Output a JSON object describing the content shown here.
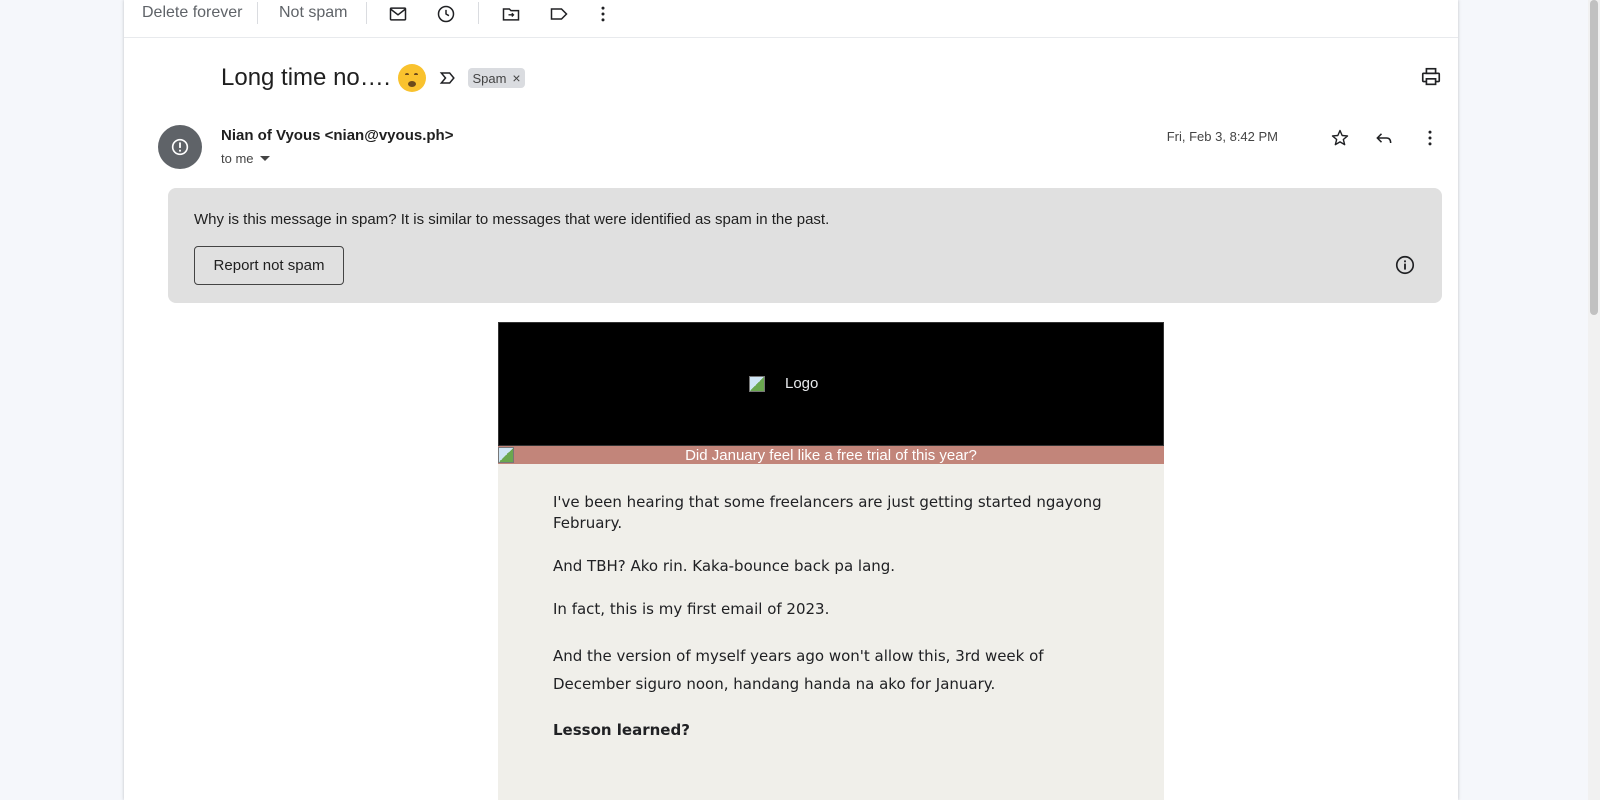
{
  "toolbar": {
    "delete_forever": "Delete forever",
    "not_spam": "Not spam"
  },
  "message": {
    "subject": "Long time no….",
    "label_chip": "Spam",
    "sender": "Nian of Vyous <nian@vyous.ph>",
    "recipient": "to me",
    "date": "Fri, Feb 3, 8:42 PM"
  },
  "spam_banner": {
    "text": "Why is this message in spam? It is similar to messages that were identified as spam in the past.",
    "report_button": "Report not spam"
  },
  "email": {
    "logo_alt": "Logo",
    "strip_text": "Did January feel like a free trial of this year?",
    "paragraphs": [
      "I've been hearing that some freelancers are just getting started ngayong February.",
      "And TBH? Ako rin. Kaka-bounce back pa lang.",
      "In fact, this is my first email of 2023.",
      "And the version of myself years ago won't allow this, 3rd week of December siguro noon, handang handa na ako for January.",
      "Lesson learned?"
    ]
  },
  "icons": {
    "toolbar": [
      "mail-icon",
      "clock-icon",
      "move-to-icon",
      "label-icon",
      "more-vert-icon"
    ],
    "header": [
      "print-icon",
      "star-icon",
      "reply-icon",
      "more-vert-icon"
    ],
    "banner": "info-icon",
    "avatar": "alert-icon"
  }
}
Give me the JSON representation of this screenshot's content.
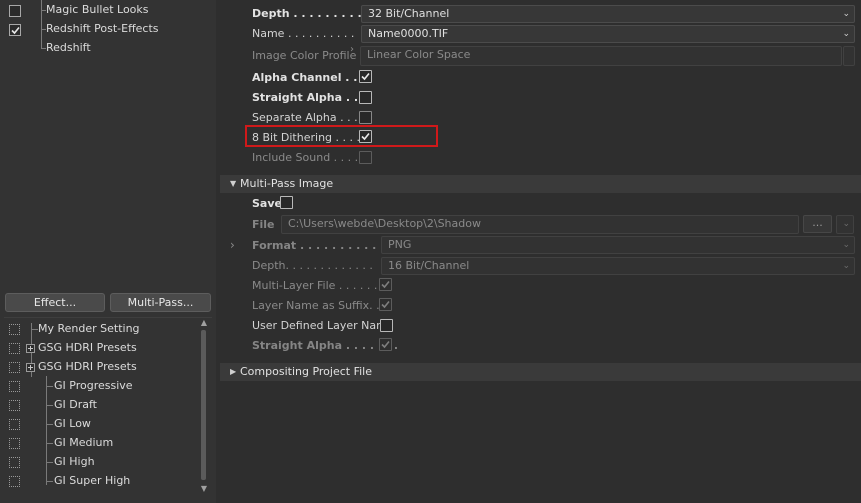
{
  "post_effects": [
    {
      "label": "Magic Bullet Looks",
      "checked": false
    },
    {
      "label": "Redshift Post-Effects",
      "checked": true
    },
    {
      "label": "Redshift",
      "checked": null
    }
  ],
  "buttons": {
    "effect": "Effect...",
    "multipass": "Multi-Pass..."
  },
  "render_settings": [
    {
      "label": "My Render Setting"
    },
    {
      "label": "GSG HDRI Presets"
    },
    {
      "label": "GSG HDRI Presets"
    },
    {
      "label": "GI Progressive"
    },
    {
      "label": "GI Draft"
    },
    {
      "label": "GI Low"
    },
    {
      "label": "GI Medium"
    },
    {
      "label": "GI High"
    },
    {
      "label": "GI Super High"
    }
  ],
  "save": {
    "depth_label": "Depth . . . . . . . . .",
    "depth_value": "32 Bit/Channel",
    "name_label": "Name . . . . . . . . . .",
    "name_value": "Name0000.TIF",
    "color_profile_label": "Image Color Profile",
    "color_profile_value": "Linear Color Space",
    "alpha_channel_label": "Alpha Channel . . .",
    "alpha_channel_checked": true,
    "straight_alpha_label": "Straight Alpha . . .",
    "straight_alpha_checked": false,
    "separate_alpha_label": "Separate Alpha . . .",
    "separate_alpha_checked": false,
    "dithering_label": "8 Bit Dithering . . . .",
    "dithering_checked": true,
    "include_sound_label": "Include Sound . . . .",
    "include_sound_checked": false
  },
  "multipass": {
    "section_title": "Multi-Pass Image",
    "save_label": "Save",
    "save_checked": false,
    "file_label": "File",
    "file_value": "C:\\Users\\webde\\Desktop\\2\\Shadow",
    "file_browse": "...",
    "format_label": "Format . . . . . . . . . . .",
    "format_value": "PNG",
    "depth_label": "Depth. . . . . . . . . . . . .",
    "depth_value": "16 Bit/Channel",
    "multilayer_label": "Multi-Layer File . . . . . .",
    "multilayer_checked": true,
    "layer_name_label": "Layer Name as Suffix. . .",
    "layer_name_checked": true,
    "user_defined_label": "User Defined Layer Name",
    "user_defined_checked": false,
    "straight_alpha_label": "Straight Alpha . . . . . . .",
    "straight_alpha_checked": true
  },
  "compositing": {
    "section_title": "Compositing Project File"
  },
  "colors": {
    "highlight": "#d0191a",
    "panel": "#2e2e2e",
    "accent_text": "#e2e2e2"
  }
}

WHAT THIS TASK INVOLVES
Copy all the data exactly as written, but skip any picture.

RESPONSE TO THIS EXERCISE
Output a JSON object describing the content shown here.
{
  "toolbar": {
    "delete_forever": "Delete forever",
    "not_spam": "Not spam"
  },
  "message": {
    "subject": "Long time no….",
    "label_chip": "Spam",
    "sender": "Nian of Vyous <nian@vyous.ph>",
    "recipient": "to me",
    "date": "Fri, Feb 3, 8:42 PM"
  },
  "spam_banner": {
    "text": "Why is this message in spam? It is similar to messages that were identified as spam in the past.",
    "report_button": "Report not spam"
  },
  "email": {
    "logo_alt": "Logo",
    "strip_text": "Did January feel like a free trial of this year?",
    "paragraphs": [
      "I've been hearing that some freelancers are just getting started ngayong February.",
      "And TBH? Ako rin. Kaka-bounce back pa lang.",
      "In fact, this is my first email of 2023.",
      "And the version of myself years ago won't allow this, 3rd week of December siguro noon, handang handa na ako for January.",
      "Lesson learned?"
    ]
  },
  "icons": {
    "toolbar": [
      "mail-icon",
      "clock-icon",
      "move-to-icon",
      "label-icon",
      "more-vert-icon"
    ],
    "header": [
      "print-icon",
      "star-icon",
      "reply-icon",
      "more-vert-icon"
    ],
    "banner": "info-icon",
    "avatar": "alert-icon"
  }
}
Give me the JSON representation of this screenshot's content.
{
  "post_effects": [
    {
      "label": "Magic Bullet Looks",
      "checked": false
    },
    {
      "label": "Redshift Post-Effects",
      "checked": true
    },
    {
      "label": "Redshift",
      "checked": null
    }
  ],
  "buttons": {
    "effect": "Effect...",
    "multipass": "Multi-Pass..."
  },
  "render_settings": [
    {
      "label": "My Render Setting"
    },
    {
      "label": "GSG HDRI Presets"
    },
    {
      "label": "GSG HDRI Presets"
    },
    {
      "label": "GI Progressive"
    },
    {
      "label": "GI Draft"
    },
    {
      "label": "GI Low"
    },
    {
      "label": "GI Medium"
    },
    {
      "label": "GI High"
    },
    {
      "label": "GI Super High"
    }
  ],
  "save": {
    "depth_label": "Depth . . . . . . . . .",
    "depth_value": "32 Bit/Channel",
    "name_label": "Name . . . . . . . . . .",
    "name_value": "Name0000.TIF",
    "color_profile_label": "Image Color Profile",
    "color_profile_value": "Linear Color Space",
    "alpha_channel_label": "Alpha Channel . . .",
    "alpha_channel_checked": true,
    "straight_alpha_label": "Straight Alpha . . .",
    "straight_alpha_checked": false,
    "separate_alpha_label": "Separate Alpha . . .",
    "separate_alpha_checked": false,
    "dithering_label": "8 Bit Dithering . . . .",
    "dithering_checked": true,
    "include_sound_label": "Include Sound . . . .",
    "include_sound_checked": false
  },
  "multipass": {
    "section_title": "Multi-Pass Image",
    "save_label": "Save",
    "save_checked": false,
    "file_label": "File",
    "file_value": "C:\\Users\\webde\\Desktop\\2\\Shadow",
    "file_browse": "...",
    "format_label": "Format . . . . . . . . . . .",
    "format_value": "PNG",
    "depth_label": "Depth. . . . . . . . . . . . .",
    "depth_value": "16 Bit/Channel",
    "multilayer_label": "Multi-Layer File . . . . . .",
    "multilayer_checked": true,
    "layer_name_label": "Layer Name as Suffix. . .",
    "layer_name_checked": true,
    "user_defined_label": "User Defined Layer Name",
    "user_defined_checked": false,
    "straight_alpha_label": "Straight Alpha . . . . . . .",
    "straight_alpha_checked": true
  },
  "compositing": {
    "section_title": "Compositing Project File"
  },
  "colors": {
    "highlight": "#d0191a",
    "panel": "#2e2e2e",
    "accent_text": "#e2e2e2"
  }
}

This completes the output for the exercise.